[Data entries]
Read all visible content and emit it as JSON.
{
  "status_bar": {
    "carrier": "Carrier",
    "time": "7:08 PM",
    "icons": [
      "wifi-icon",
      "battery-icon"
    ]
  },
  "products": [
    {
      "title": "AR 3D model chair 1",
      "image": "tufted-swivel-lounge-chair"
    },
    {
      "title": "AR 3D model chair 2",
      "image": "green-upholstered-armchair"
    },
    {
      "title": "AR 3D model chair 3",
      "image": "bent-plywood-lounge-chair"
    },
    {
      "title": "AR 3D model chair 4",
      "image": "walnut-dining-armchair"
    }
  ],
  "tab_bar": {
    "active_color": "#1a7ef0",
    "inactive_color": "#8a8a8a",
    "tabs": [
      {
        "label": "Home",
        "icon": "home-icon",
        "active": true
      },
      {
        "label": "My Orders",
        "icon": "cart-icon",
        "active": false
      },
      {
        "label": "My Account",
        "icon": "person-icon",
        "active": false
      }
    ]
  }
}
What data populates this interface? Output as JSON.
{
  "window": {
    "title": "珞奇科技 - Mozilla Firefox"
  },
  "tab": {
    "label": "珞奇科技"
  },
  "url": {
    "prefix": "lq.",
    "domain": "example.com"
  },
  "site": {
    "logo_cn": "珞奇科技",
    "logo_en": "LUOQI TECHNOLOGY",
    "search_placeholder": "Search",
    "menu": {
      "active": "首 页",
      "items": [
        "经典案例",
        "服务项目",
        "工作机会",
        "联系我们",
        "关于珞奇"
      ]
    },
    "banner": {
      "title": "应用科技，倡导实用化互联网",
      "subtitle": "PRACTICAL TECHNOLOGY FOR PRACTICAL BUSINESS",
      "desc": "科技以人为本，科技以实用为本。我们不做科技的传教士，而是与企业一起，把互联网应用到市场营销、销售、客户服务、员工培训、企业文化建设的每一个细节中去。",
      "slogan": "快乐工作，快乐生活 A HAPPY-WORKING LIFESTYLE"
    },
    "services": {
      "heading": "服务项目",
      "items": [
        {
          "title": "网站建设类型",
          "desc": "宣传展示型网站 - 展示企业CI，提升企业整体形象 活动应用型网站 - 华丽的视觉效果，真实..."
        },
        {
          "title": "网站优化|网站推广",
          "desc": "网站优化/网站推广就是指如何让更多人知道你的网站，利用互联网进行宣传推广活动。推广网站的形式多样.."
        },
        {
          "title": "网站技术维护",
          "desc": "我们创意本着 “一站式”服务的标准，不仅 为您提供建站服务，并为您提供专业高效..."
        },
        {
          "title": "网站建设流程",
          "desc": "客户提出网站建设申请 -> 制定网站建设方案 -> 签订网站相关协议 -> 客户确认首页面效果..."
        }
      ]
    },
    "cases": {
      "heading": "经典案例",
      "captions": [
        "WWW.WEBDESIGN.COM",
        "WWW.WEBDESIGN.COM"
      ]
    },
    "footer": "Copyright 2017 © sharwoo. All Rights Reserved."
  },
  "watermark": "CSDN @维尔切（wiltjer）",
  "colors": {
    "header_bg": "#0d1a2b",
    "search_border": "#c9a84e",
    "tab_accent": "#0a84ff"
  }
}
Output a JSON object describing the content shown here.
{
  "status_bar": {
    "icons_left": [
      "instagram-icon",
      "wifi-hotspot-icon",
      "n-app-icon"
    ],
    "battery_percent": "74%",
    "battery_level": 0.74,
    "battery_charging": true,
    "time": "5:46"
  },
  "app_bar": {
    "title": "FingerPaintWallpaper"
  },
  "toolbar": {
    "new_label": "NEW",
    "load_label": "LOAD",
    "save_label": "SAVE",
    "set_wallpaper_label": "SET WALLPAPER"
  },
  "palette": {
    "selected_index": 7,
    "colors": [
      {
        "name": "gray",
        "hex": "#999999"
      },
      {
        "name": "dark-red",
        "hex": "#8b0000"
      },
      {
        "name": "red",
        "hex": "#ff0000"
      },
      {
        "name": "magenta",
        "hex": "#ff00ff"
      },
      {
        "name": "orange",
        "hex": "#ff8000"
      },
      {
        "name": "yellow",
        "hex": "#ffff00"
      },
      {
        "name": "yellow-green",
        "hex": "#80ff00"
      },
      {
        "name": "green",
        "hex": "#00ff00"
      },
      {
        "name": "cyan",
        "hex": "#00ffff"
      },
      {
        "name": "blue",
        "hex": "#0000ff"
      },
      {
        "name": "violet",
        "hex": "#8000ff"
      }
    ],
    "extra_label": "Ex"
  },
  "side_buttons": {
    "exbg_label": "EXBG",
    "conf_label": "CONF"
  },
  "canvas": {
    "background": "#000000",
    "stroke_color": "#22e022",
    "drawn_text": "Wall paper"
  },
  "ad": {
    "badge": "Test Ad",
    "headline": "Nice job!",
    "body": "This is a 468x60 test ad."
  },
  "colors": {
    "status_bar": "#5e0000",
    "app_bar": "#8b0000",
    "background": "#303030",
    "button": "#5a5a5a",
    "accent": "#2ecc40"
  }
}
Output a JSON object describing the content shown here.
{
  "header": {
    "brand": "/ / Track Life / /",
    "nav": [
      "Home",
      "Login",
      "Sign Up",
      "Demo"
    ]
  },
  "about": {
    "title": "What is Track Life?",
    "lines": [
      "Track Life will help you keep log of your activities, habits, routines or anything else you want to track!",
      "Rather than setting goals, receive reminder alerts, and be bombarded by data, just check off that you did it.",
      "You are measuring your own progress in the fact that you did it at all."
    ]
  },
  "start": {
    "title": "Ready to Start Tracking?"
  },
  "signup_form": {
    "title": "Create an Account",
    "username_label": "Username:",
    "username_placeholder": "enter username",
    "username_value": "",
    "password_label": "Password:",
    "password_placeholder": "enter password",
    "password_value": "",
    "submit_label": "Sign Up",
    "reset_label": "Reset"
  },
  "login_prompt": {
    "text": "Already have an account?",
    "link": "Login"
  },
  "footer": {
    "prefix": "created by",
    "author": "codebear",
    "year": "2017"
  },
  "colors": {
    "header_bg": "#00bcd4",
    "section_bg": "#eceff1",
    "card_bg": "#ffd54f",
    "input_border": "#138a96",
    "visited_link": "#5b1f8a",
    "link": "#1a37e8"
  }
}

**Exercise**: Reproduce the entries above exactly.

**Problem solution**:
Read all visible content and emit it as JSON.
{
  "status_bar": {
    "carrier": "Carrier",
    "time": "7:08 PM",
    "icons": [
      "wifi-icon",
      "battery-icon"
    ]
  },
  "products": [
    {
      "title": "AR 3D model chair 1",
      "image": "tufted-swivel-lounge-chair"
    },
    {
      "title": "AR 3D model chair 2",
      "image": "green-upholstered-armchair"
    },
    {
      "title": "AR 3D model chair 3",
      "image": "bent-plywood-lounge-chair"
    },
    {
      "title": "AR 3D model chair 4",
      "image": "walnut-dining-armchair"
    }
  ],
  "tab_bar": {
    "active_color": "#1a7ef0",
    "inactive_color": "#8a8a8a",
    "tabs": [
      {
        "label": "Home",
        "icon": "home-icon",
        "active": true
      },
      {
        "label": "My Orders",
        "icon": "cart-icon",
        "active": false
      },
      {
        "label": "My Account",
        "icon": "person-icon",
        "active": false
      }
    ]
  }
}
What data populates this interface? Output as JSON.
{
  "window": {
    "title": "珞奇科技 - Mozilla Firefox"
  },
  "tab": {
    "label": "珞奇科技"
  },
  "url": {
    "prefix": "lq.",
    "domain": "example.com"
  },
  "site": {
    "logo_cn": "珞奇科技",
    "logo_en": "LUOQI TECHNOLOGY",
    "search_placeholder": "Search",
    "menu": {
      "active": "首 页",
      "items": [
        "经典案例",
        "服务项目",
        "工作机会",
        "联系我们",
        "关于珞奇"
      ]
    },
    "banner": {
      "title": "应用科技，倡导实用化互联网",
      "subtitle": "PRACTICAL TECHNOLOGY FOR PRACTICAL BUSINESS",
      "desc": "科技以人为本，科技以实用为本。我们不做科技的传教士，而是与企业一起，把互联网应用到市场营销、销售、客户服务、员工培训、企业文化建设的每一个细节中去。",
      "slogan": "快乐工作，快乐生活 A HAPPY-WORKING LIFESTYLE"
    },
    "services": {
      "heading": "服务项目",
      "items": [
        {
          "title": "网站建设类型",
          "desc": "宣传展示型网站 - 展示企业CI，提升企业整体形象 活动应用型网站 - 华丽的视觉效果，真实..."
        },
        {
          "title": "网站优化|网站推广",
          "desc": "网站优化/网站推广就是指如何让更多人知道你的网站，利用互联网进行宣传推广活动。推广网站的形式多样.."
        },
        {
          "title": "网站技术维护",
          "desc": "我们创意本着 “一站式”服务的标准，不仅 为您提供建站服务，并为您提供专业高效..."
        },
        {
          "title": "网站建设流程",
          "desc": "客户提出网站建设申请 -> 制定网站建设方案 -> 签订网站相关协议 -> 客户确认首页面效果..."
        }
      ]
    },
    "cases": {
      "heading": "经典案例",
      "captions": [
        "WWW.WEBDESIGN.COM",
        "WWW.WEBDESIGN.COM"
      ]
    },
    "footer": "Copyright 2017 © sharwoo. All Rights Reserved."
  },
  "watermark": "CSDN @维尔切（wiltjer）",
  "colors": {
    "header_bg": "#0d1a2b",
    "search_border": "#c9a84e",
    "tab_accent": "#0a84ff"
  }
}
Output a JSON object describing the content shown here.
{
  "status_bar": {
    "icons_left": [
      "instagram-icon",
      "wifi-hotspot-icon",
      "n-app-icon"
    ],
    "battery_percent": "74%",
    "battery_level": 0.74,
    "battery_charging": true,
    "time": "5:46"
  },
  "app_bar": {
    "title": "FingerPaintWallpaper"
  },
  "toolbar": {
    "new_label": "NEW",
    "load_label": "LOAD",
    "save_label": "SAVE",
    "set_wallpaper_label": "SET WALLPAPER"
  },
  "palette": {
    "selected_index": 7,
    "colors": [
      {
        "name": "gray",
        "hex": "#999999"
      },
      {
        "name": "dark-red",
        "hex": "#8b0000"
      },
      {
        "name": "red",
        "hex": "#ff0000"
      },
      {
        "name": "magenta",
        "hex": "#ff00ff"
      },
      {
        "name": "orange",
        "hex": "#ff8000"
      },
      {
        "name": "yellow",
        "hex": "#ffff00"
      },
      {
        "name": "yellow-green",
        "hex": "#80ff00"
      },
      {
        "name": "green",
        "hex": "#00ff00"
      },
      {
        "name": "cyan",
        "hex": "#00ffff"
      },
      {
        "name": "blue",
        "hex": "#0000ff"
      },
      {
        "name": "violet",
        "hex": "#8000ff"
      }
    ],
    "extra_label": "Ex"
  },
  "side_buttons": {
    "exbg_label": "EXBG",
    "conf_label": "CONF"
  },
  "canvas": {
    "background": "#000000",
    "stroke_color": "#22e022",
    "drawn_text": "Wall paper"
  },
  "ad": {
    "badge": "Test Ad",
    "headline": "Nice job!",
    "body": "This is a 468x60 test ad."
  },
  "colors": {
    "status_bar": "#5e0000",
    "app_bar": "#8b0000",
    "background": "#303030",
    "button": "#5a5a5a",
    "accent": "#2ecc40"
  }
}
Output a JSON object describing the content shown here.
{
  "header": {
    "brand": "/ / Track Life / /",
    "nav": [
      "Home",
      "Login",
      "Sign Up",
      "Demo"
    ]
  },
  "about": {
    "title": "What is Track Life?",
    "lines": [
      "Track Life will help you keep log of your activities, habits, routines or anything else you want to track!",
      "Rather than setting goals, receive reminder alerts, and be bombarded by data, just check off that you did it.",
      "You are measuring your own progress in the fact that you did it at all."
    ]
  },
  "start": {
    "title": "Ready to Start Tracking?"
  },
  "signup_form": {
    "title": "Create an Account",
    "username_label": "Username:",
    "username_placeholder": "enter username",
    "username_value": "",
    "password_label": "Password:",
    "password_placeholder": "enter password",
    "password_value": "",
    "submit_label": "Sign Up",
    "reset_label": "Reset"
  },
  "login_prompt": {
    "text": "Already have an account?",
    "link": "Login"
  },
  "footer": {
    "prefix": "created by",
    "author": "codebear",
    "year": "2017"
  },
  "colors": {
    "header_bg": "#00bcd4",
    "section_bg": "#eceff1",
    "card_bg": "#ffd54f",
    "input_border": "#138a96",
    "visited_link": "#5b1f8a",
    "link": "#1a37e8"
  }
}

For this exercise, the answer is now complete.